■ TASK TO COMPLETE ■
Return every line of the records below verbatim, with no pictures in the copy.

■ EXERCISE INPUTS ■
------------------------------------------------------------------------
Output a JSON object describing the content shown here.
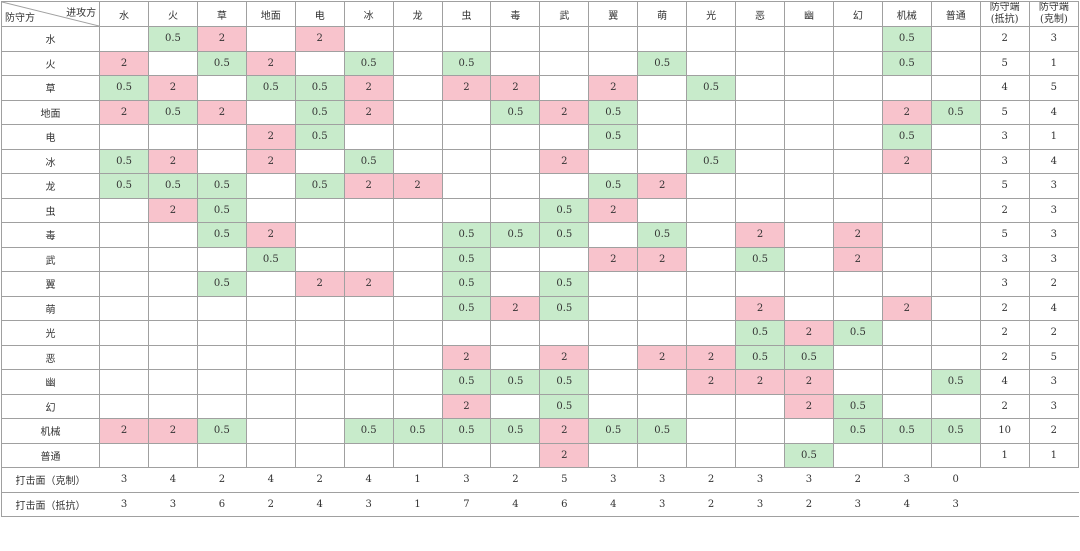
{
  "table": {
    "corner_attacker": "进攻方",
    "corner_defender": "防守方",
    "types": [
      "水",
      "火",
      "草",
      "地面",
      "电",
      "冰",
      "龙",
      "虫",
      "毒",
      "武",
      "翼",
      "萌",
      "光",
      "恶",
      "幽",
      "幻",
      "机械",
      "普通"
    ],
    "summary_headers": [
      "防守端\n(抵抗)",
      "防守端\n(克制)"
    ],
    "rows": [
      {
        "type": "水",
        "cells": [
          "",
          "0.5",
          "2",
          "",
          "2",
          "",
          "",
          "",
          "",
          "",
          "",
          "",
          "",
          "",
          "",
          "",
          "0.5",
          ""
        ],
        "resist": "2",
        "weak": "3"
      },
      {
        "type": "火",
        "cells": [
          "2",
          "",
          "0.5",
          "2",
          "",
          "0.5",
          "",
          "0.5",
          "",
          "",
          "",
          "0.5",
          "",
          "",
          "",
          "",
          "0.5",
          ""
        ],
        "resist": "5",
        "weak": "1"
      },
      {
        "type": "草",
        "cells": [
          "0.5",
          "2",
          "",
          "0.5",
          "0.5",
          "2",
          "",
          "2",
          "2",
          "",
          "2",
          "",
          "0.5",
          "",
          "",
          "",
          "",
          ""
        ],
        "resist": "4",
        "weak": "5"
      },
      {
        "type": "地面",
        "cells": [
          "2",
          "0.5",
          "2",
          "",
          "0.5",
          "2",
          "",
          "",
          "0.5",
          "2",
          "0.5",
          "",
          "",
          "",
          "",
          "",
          "2",
          "0.5"
        ],
        "resist": "5",
        "weak": "4"
      },
      {
        "type": "电",
        "cells": [
          "",
          "",
          "",
          "2",
          "0.5",
          "",
          "",
          "",
          "",
          "",
          "0.5",
          "",
          "",
          "",
          "",
          "",
          "0.5",
          ""
        ],
        "resist": "3",
        "weak": "1"
      },
      {
        "type": "冰",
        "cells": [
          "0.5",
          "2",
          "",
          "2",
          "",
          "0.5",
          "",
          "",
          "",
          "2",
          "",
          "",
          "0.5",
          "",
          "",
          "",
          "2",
          ""
        ],
        "resist": "3",
        "weak": "4"
      },
      {
        "type": "龙",
        "cells": [
          "0.5",
          "0.5",
          "0.5",
          "",
          "0.5",
          "2",
          "2",
          "",
          "",
          "",
          "0.5",
          "2",
          "",
          "",
          "",
          "",
          "",
          ""
        ],
        "resist": "5",
        "weak": "3"
      },
      {
        "type": "虫",
        "cells": [
          "",
          "2",
          "0.5",
          "",
          "",
          "",
          "",
          "",
          "",
          "0.5",
          "2",
          "",
          "",
          "",
          "",
          "",
          "",
          ""
        ],
        "resist": "2",
        "weak": "3"
      },
      {
        "type": "毒",
        "cells": [
          "",
          "",
          "0.5",
          "2",
          "",
          "",
          "",
          "0.5",
          "0.5",
          "0.5",
          "",
          "0.5",
          "",
          "2",
          "",
          "2",
          "",
          ""
        ],
        "resist": "5",
        "weak": "3"
      },
      {
        "type": "武",
        "cells": [
          "",
          "",
          "",
          "0.5",
          "",
          "",
          "",
          "0.5",
          "",
          "",
          "2",
          "2",
          "",
          "0.5",
          "",
          "2",
          "",
          ""
        ],
        "resist": "3",
        "weak": "3"
      },
      {
        "type": "翼",
        "cells": [
          "",
          "",
          "0.5",
          "",
          "2",
          "2",
          "",
          "0.5",
          "",
          "0.5",
          "",
          "",
          "",
          "",
          "",
          "",
          "",
          ""
        ],
        "resist": "3",
        "weak": "2"
      },
      {
        "type": "萌",
        "cells": [
          "",
          "",
          "",
          "",
          "",
          "",
          "",
          "0.5",
          "2",
          "0.5",
          "",
          "",
          "",
          "2",
          "",
          "",
          "2",
          ""
        ],
        "resist": "2",
        "weak": "4"
      },
      {
        "type": "光",
        "cells": [
          "",
          "",
          "",
          "",
          "",
          "",
          "",
          "",
          "",
          "",
          "",
          "",
          "",
          "0.5",
          "2",
          "0.5",
          "",
          ""
        ],
        "resist": "2",
        "weak": "2"
      },
      {
        "type": "恶",
        "cells": [
          "",
          "",
          "",
          "",
          "",
          "",
          "",
          "2",
          "",
          "2",
          "",
          "2",
          "2",
          "0.5",
          "0.5",
          "",
          "",
          ""
        ],
        "resist": "2",
        "weak": "5"
      },
      {
        "type": "幽",
        "cells": [
          "",
          "",
          "",
          "",
          "",
          "",
          "",
          "0.5",
          "0.5",
          "0.5",
          "",
          "",
          "2",
          "2",
          "2",
          "",
          "",
          "0.5"
        ],
        "resist": "4",
        "weak": "3"
      },
      {
        "type": "幻",
        "cells": [
          "",
          "",
          "",
          "",
          "",
          "",
          "",
          "2",
          "",
          "0.5",
          "",
          "",
          "",
          "",
          "2",
          "0.5",
          "",
          ""
        ],
        "resist": "2",
        "weak": "3"
      },
      {
        "type": "机械",
        "cells": [
          "2",
          "2",
          "0.5",
          "",
          "",
          "0.5",
          "0.5",
          "0.5",
          "0.5",
          "2",
          "0.5",
          "0.5",
          "",
          "",
          "",
          "0.5",
          "0.5",
          "0.5"
        ],
        "resist": "10",
        "weak": "2"
      },
      {
        "type": "普通",
        "cells": [
          "",
          "",
          "",
          "",
          "",
          "",
          "",
          "",
          "",
          "2",
          "",
          "",
          "",
          "",
          "0.5",
          "",
          "",
          ""
        ],
        "resist": "1",
        "weak": "1"
      }
    ],
    "footer": [
      {
        "label": "打击面（克制）",
        "values": [
          "3",
          "4",
          "2",
          "4",
          "2",
          "4",
          "1",
          "3",
          "2",
          "5",
          "3",
          "3",
          "2",
          "3",
          "3",
          "2",
          "3",
          "0"
        ]
      },
      {
        "label": "打击面（抵抗）",
        "values": [
          "3",
          "3",
          "6",
          "2",
          "4",
          "3",
          "1",
          "7",
          "4",
          "6",
          "4",
          "3",
          "2",
          "3",
          "2",
          "3",
          "4",
          "3"
        ]
      }
    ]
  }
}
------------------------------------------------------------------------
■ TASK SOLUTION ■
Output a JSON object describing the content shown here.
{
  "table": {
    "corner_attacker": "进攻方",
    "corner_defender": "防守方",
    "types": [
      "水",
      "火",
      "草",
      "地面",
      "电",
      "冰",
      "龙",
      "虫",
      "毒",
      "武",
      "翼",
      "萌",
      "光",
      "恶",
      "幽",
      "幻",
      "机械",
      "普通"
    ],
    "summary_headers": [
      "防守端\n(抵抗)",
      "防守端\n(克制)"
    ],
    "rows": [
      {
        "type": "水",
        "cells": [
          "",
          "0.5",
          "2",
          "",
          "2",
          "",
          "",
          "",
          "",
          "",
          "",
          "",
          "",
          "",
          "",
          "",
          "0.5",
          ""
        ],
        "resist": "2",
        "weak": "3"
      },
      {
        "type": "火",
        "cells": [
          "2",
          "",
          "0.5",
          "2",
          "",
          "0.5",
          "",
          "0.5",
          "",
          "",
          "",
          "0.5",
          "",
          "",
          "",
          "",
          "0.5",
          ""
        ],
        "resist": "5",
        "weak": "1"
      },
      {
        "type": "草",
        "cells": [
          "0.5",
          "2",
          "",
          "0.5",
          "0.5",
          "2",
          "",
          "2",
          "2",
          "",
          "2",
          "",
          "0.5",
          "",
          "",
          "",
          "",
          ""
        ],
        "resist": "4",
        "weak": "5"
      },
      {
        "type": "地面",
        "cells": [
          "2",
          "0.5",
          "2",
          "",
          "0.5",
          "2",
          "",
          "",
          "0.5",
          "2",
          "0.5",
          "",
          "",
          "",
          "",
          "",
          "2",
          "0.5"
        ],
        "resist": "5",
        "weak": "4"
      },
      {
        "type": "电",
        "cells": [
          "",
          "",
          "",
          "2",
          "0.5",
          "",
          "",
          "",
          "",
          "",
          "0.5",
          "",
          "",
          "",
          "",
          "",
          "0.5",
          ""
        ],
        "resist": "3",
        "weak": "1"
      },
      {
        "type": "冰",
        "cells": [
          "0.5",
          "2",
          "",
          "2",
          "",
          "0.5",
          "",
          "",
          "",
          "2",
          "",
          "",
          "0.5",
          "",
          "",
          "",
          "2",
          ""
        ],
        "resist": "3",
        "weak": "4"
      },
      {
        "type": "龙",
        "cells": [
          "0.5",
          "0.5",
          "0.5",
          "",
          "0.5",
          "2",
          "2",
          "",
          "",
          "",
          "0.5",
          "2",
          "",
          "",
          "",
          "",
          "",
          ""
        ],
        "resist": "5",
        "weak": "3"
      },
      {
        "type": "虫",
        "cells": [
          "",
          "2",
          "0.5",
          "",
          "",
          "",
          "",
          "",
          "",
          "0.5",
          "2",
          "",
          "",
          "",
          "",
          "",
          "",
          ""
        ],
        "resist": "2",
        "weak": "3"
      },
      {
        "type": "毒",
        "cells": [
          "",
          "",
          "0.5",
          "2",
          "",
          "",
          "",
          "0.5",
          "0.5",
          "0.5",
          "",
          "0.5",
          "",
          "2",
          "",
          "2",
          "",
          ""
        ],
        "resist": "5",
        "weak": "3"
      },
      {
        "type": "武",
        "cells": [
          "",
          "",
          "",
          "0.5",
          "",
          "",
          "",
          "0.5",
          "",
          "",
          "2",
          "2",
          "",
          "0.5",
          "",
          "2",
          "",
          ""
        ],
        "resist": "3",
        "weak": "3"
      },
      {
        "type": "翼",
        "cells": [
          "",
          "",
          "0.5",
          "",
          "2",
          "2",
          "",
          "0.5",
          "",
          "0.5",
          "",
          "",
          "",
          "",
          "",
          "",
          "",
          ""
        ],
        "resist": "3",
        "weak": "2"
      },
      {
        "type": "萌",
        "cells": [
          "",
          "",
          "",
          "",
          "",
          "",
          "",
          "0.5",
          "2",
          "0.5",
          "",
          "",
          "",
          "2",
          "",
          "",
          "2",
          ""
        ],
        "resist": "2",
        "weak": "4"
      },
      {
        "type": "光",
        "cells": [
          "",
          "",
          "",
          "",
          "",
          "",
          "",
          "",
          "",
          "",
          "",
          "",
          "",
          "0.5",
          "2",
          "0.5",
          "",
          ""
        ],
        "resist": "2",
        "weak": "2"
      },
      {
        "type": "恶",
        "cells": [
          "",
          "",
          "",
          "",
          "",
          "",
          "",
          "2",
          "",
          "2",
          "",
          "2",
          "2",
          "0.5",
          "0.5",
          "",
          "",
          ""
        ],
        "resist": "2",
        "weak": "5"
      },
      {
        "type": "幽",
        "cells": [
          "",
          "",
          "",
          "",
          "",
          "",
          "",
          "0.5",
          "0.5",
          "0.5",
          "",
          "",
          "2",
          "2",
          "2",
          "",
          "",
          "0.5"
        ],
        "resist": "4",
        "weak": "3"
      },
      {
        "type": "幻",
        "cells": [
          "",
          "",
          "",
          "",
          "",
          "",
          "",
          "2",
          "",
          "0.5",
          "",
          "",
          "",
          "",
          "2",
          "0.5",
          "",
          ""
        ],
        "resist": "2",
        "weak": "3"
      },
      {
        "type": "机械",
        "cells": [
          "2",
          "2",
          "0.5",
          "",
          "",
          "0.5",
          "0.5",
          "0.5",
          "0.5",
          "2",
          "0.5",
          "0.5",
          "",
          "",
          "",
          "0.5",
          "0.5",
          "0.5"
        ],
        "resist": "10",
        "weak": "2"
      },
      {
        "type": "普通",
        "cells": [
          "",
          "",
          "",
          "",
          "",
          "",
          "",
          "",
          "",
          "2",
          "",
          "",
          "",
          "",
          "0.5",
          "",
          "",
          ""
        ],
        "resist": "1",
        "weak": "1"
      }
    ],
    "footer": [
      {
        "label": "打击面（克制）",
        "values": [
          "3",
          "4",
          "2",
          "4",
          "2",
          "4",
          "1",
          "3",
          "2",
          "5",
          "3",
          "3",
          "2",
          "3",
          "3",
          "2",
          "3",
          "0"
        ]
      },
      {
        "label": "打击面（抵抗）",
        "values": [
          "3",
          "3",
          "6",
          "2",
          "4",
          "3",
          "1",
          "7",
          "4",
          "6",
          "4",
          "3",
          "2",
          "3",
          "2",
          "3",
          "4",
          "3"
        ]
      }
    ]
  }
}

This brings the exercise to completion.